Dataset records:
◆ ◆ ◆

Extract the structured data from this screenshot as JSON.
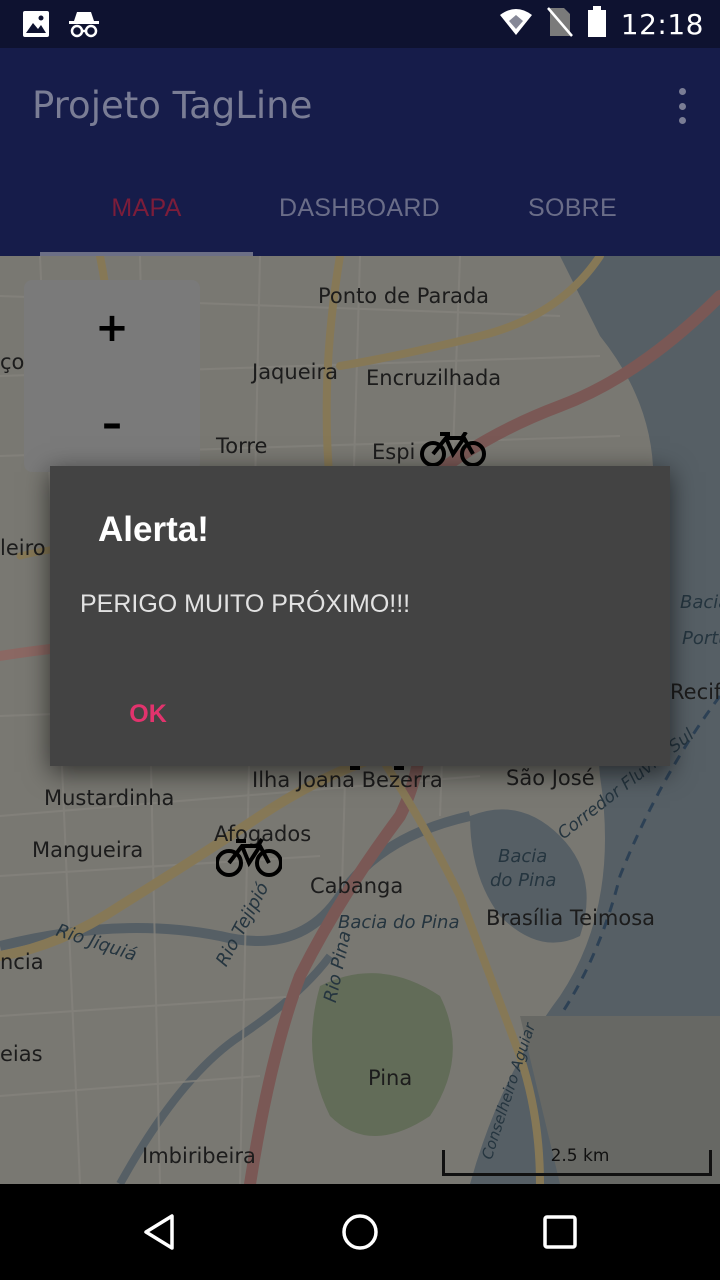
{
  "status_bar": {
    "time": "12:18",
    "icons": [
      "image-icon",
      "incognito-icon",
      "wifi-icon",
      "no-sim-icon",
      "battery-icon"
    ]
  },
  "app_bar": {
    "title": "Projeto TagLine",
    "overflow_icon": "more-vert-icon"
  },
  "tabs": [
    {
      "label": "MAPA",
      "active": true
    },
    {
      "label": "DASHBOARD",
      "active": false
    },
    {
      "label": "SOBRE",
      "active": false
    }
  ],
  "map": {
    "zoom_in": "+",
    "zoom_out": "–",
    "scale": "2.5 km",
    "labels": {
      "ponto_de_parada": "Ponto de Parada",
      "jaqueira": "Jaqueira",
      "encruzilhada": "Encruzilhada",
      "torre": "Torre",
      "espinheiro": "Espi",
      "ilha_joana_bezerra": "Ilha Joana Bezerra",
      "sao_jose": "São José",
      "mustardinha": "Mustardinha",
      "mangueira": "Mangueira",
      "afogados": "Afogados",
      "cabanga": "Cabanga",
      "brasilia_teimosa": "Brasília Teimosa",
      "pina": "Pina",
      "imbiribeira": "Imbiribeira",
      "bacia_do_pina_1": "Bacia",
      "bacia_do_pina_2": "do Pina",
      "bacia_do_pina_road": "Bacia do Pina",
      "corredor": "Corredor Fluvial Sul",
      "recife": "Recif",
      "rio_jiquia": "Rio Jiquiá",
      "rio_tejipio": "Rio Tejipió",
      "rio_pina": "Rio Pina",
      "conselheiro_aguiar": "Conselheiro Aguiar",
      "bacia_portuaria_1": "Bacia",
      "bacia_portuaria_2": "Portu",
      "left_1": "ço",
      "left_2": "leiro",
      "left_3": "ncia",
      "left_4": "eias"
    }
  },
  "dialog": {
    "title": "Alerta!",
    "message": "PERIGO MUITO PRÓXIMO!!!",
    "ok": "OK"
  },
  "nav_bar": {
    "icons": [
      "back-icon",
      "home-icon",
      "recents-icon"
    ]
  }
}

◆ ◆ ◆

#### GOAL OF THE EXERCISE:
The pictures should not be reproduced; quote all of the other material exactly.

#### ANSWER TO THIS TASK:
Extract the structured data from this screenshot as JSON.
{
  "status_bar": {
    "time": "12:18",
    "icons": [
      "image-icon",
      "incognito-icon",
      "wifi-icon",
      "no-sim-icon",
      "battery-icon"
    ]
  },
  "app_bar": {
    "title": "Projeto TagLine",
    "overflow_icon": "more-vert-icon"
  },
  "tabs": [
    {
      "label": "MAPA",
      "active": true
    },
    {
      "label": "DASHBOARD",
      "active": false
    },
    {
      "label": "SOBRE",
      "active": false
    }
  ],
  "map": {
    "zoom_in": "+",
    "zoom_out": "–",
    "scale": "2.5 km",
    "labels": {
      "ponto_de_parada": "Ponto de Parada",
      "jaqueira": "Jaqueira",
      "encruzilhada": "Encruzilhada",
      "torre": "Torre",
      "espinheiro": "Espi",
      "ilha_joana_bezerra": "Ilha Joana Bezerra",
      "sao_jose": "São José",
      "mustardinha": "Mustardinha",
      "mangueira": "Mangueira",
      "afogados": "Afogados",
      "cabanga": "Cabanga",
      "brasilia_teimosa": "Brasília Teimosa",
      "pina": "Pina",
      "imbiribeira": "Imbiribeira",
      "bacia_do_pina_1": "Bacia",
      "bacia_do_pina_2": "do Pina",
      "bacia_do_pina_road": "Bacia do Pina",
      "corredor": "Corredor Fluvial Sul",
      "recife": "Recif",
      "rio_jiquia": "Rio Jiquiá",
      "rio_tejipio": "Rio Tejipió",
      "rio_pina": "Rio Pina",
      "conselheiro_aguiar": "Conselheiro Aguiar",
      "bacia_portuaria_1": "Bacia",
      "bacia_portuaria_2": "Portu",
      "left_1": "ço",
      "left_2": "leiro",
      "left_3": "ncia",
      "left_4": "eias"
    }
  },
  "dialog": {
    "title": "Alerta!",
    "message": "PERIGO MUITO PRÓXIMO!!!",
    "ok": "OK"
  },
  "nav_bar": {
    "icons": [
      "back-icon",
      "home-icon",
      "recents-icon"
    ]
  }
}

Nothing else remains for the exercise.